Return each line holding the string "JSON".

──────── Data shown

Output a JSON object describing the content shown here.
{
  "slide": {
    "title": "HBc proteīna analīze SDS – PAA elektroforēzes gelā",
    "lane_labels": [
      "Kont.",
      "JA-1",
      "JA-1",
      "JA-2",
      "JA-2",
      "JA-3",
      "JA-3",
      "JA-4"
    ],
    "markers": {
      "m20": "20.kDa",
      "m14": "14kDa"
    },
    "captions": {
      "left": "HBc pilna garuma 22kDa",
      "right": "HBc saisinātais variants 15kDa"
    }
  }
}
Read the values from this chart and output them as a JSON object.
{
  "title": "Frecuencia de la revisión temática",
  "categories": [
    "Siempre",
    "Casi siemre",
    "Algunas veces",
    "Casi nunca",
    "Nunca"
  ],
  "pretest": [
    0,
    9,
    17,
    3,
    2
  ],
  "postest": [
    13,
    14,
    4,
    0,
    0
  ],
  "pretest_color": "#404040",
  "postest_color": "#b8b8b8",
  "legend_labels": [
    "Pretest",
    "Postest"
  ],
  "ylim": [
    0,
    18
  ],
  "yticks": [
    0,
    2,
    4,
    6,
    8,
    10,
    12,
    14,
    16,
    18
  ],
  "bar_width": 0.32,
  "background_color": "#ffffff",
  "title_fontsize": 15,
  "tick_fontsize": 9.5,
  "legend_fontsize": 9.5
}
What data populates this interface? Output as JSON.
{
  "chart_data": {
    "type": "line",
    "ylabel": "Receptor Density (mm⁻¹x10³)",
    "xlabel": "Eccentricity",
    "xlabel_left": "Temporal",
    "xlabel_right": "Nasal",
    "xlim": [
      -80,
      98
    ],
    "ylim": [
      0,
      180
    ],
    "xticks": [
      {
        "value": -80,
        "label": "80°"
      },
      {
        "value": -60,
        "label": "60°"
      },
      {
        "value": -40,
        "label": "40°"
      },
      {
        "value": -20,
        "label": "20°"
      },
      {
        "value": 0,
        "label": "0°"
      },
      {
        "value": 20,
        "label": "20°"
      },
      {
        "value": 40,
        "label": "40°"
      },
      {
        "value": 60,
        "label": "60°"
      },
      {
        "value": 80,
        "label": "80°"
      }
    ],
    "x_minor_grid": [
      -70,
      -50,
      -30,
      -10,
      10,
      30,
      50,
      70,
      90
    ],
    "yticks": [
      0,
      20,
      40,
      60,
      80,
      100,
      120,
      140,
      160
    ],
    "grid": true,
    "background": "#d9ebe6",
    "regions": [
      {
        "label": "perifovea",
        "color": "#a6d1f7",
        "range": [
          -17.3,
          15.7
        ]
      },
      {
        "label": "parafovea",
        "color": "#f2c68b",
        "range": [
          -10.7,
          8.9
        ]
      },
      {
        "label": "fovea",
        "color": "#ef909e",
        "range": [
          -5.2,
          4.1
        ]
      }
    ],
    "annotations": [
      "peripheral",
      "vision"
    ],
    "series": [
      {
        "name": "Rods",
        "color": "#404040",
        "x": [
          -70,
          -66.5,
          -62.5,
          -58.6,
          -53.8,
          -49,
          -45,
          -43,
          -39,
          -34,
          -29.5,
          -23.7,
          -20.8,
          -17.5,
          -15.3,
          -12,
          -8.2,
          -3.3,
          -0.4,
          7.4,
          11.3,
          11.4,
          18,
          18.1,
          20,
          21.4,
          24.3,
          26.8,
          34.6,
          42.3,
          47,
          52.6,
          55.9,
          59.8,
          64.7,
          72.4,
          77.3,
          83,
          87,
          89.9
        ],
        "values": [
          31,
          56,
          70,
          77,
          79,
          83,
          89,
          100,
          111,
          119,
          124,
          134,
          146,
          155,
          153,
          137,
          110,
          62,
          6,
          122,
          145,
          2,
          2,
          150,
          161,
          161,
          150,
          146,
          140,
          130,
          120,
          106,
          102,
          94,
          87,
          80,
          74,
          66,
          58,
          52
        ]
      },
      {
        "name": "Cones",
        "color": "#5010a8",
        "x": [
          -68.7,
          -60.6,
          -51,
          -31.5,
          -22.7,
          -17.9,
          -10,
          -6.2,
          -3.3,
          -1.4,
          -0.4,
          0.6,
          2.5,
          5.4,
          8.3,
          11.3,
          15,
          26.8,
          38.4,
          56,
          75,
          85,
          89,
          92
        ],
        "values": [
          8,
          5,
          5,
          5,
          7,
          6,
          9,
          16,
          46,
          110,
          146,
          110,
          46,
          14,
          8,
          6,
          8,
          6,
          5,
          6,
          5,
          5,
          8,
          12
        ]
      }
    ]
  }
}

────────────────

**Response:**
Output a JSON object describing the content shown here.
Read the values from this chart and output them as a JSON object.
What data populates this interface? Output as JSON.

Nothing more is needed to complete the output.